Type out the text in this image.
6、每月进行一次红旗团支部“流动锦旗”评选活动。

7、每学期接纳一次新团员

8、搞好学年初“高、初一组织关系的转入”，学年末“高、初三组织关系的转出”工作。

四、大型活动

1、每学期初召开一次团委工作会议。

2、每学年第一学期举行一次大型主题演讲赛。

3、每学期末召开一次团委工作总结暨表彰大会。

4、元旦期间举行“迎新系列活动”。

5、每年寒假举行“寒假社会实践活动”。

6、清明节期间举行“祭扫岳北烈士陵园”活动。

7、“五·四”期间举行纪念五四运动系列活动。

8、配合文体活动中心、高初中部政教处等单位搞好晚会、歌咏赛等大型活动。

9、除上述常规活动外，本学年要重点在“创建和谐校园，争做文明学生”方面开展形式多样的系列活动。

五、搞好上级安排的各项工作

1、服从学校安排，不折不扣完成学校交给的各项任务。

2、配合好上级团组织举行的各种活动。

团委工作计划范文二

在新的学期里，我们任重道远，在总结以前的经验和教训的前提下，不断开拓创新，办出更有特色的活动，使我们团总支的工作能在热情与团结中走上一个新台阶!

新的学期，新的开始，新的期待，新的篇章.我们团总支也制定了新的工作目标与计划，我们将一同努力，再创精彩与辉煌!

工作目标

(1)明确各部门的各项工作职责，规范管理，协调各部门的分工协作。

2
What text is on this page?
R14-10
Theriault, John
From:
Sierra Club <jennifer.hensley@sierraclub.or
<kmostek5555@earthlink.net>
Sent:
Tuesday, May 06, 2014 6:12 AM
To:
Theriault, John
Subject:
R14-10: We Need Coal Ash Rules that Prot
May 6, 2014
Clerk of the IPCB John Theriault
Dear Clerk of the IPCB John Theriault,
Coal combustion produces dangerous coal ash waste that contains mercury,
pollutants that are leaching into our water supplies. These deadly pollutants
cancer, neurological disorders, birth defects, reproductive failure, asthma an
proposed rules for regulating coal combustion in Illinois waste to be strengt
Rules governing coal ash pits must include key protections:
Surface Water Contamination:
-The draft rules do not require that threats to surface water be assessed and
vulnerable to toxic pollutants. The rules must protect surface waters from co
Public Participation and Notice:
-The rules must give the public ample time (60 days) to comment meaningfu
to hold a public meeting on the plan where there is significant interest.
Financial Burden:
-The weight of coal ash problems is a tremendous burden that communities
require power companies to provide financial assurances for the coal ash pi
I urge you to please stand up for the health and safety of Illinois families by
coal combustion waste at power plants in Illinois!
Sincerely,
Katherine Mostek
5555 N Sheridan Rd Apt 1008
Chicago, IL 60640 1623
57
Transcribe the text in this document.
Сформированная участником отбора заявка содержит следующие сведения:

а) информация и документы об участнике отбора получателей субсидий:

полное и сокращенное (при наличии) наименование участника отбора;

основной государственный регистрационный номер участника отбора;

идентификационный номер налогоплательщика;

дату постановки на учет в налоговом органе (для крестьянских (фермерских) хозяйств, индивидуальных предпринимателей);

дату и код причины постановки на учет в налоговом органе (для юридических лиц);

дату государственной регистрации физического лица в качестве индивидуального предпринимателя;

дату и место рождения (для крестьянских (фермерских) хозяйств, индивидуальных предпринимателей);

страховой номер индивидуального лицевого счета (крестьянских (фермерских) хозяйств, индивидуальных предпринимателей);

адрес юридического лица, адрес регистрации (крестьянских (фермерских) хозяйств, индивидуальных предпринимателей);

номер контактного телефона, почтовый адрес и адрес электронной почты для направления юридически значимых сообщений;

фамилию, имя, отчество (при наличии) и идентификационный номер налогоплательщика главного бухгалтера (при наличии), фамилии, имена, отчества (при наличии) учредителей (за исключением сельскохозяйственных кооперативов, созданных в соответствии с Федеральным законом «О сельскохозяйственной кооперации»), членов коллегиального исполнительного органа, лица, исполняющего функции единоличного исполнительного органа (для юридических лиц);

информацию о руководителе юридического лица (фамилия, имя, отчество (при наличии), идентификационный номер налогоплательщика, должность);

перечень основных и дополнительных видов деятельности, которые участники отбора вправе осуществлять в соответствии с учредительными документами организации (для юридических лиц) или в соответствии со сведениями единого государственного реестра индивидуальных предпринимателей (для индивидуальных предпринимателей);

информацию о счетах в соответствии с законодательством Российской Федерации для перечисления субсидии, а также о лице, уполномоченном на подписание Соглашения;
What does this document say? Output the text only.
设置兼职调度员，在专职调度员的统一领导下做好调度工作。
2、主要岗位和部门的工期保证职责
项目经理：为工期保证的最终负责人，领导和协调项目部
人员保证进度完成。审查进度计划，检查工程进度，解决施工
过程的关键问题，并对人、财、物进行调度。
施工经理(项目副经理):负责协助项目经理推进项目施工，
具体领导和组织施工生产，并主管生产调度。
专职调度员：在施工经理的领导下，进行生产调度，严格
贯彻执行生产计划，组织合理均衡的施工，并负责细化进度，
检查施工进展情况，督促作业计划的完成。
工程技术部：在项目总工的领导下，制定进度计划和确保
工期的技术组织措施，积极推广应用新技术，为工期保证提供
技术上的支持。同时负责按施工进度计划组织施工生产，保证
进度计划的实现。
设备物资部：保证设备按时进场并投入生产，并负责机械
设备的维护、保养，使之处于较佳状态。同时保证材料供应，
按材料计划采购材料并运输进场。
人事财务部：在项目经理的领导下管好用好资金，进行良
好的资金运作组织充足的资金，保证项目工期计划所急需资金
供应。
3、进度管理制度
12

★ ★ ★ ★ ★ ★ ★

* _WHAT YOU HAVE TO DO_
Scan the records for the string "индивидуального". Copy each line in which it appears.

* _EXERCISE SOLUTION_
дату государственной регистрации физического лица в качестве индивидуального предпринимателя;
страховой номер индивидуального лицевого счета (крестьянских (фермерских) хозяйств, индивидуальных предпринимателей);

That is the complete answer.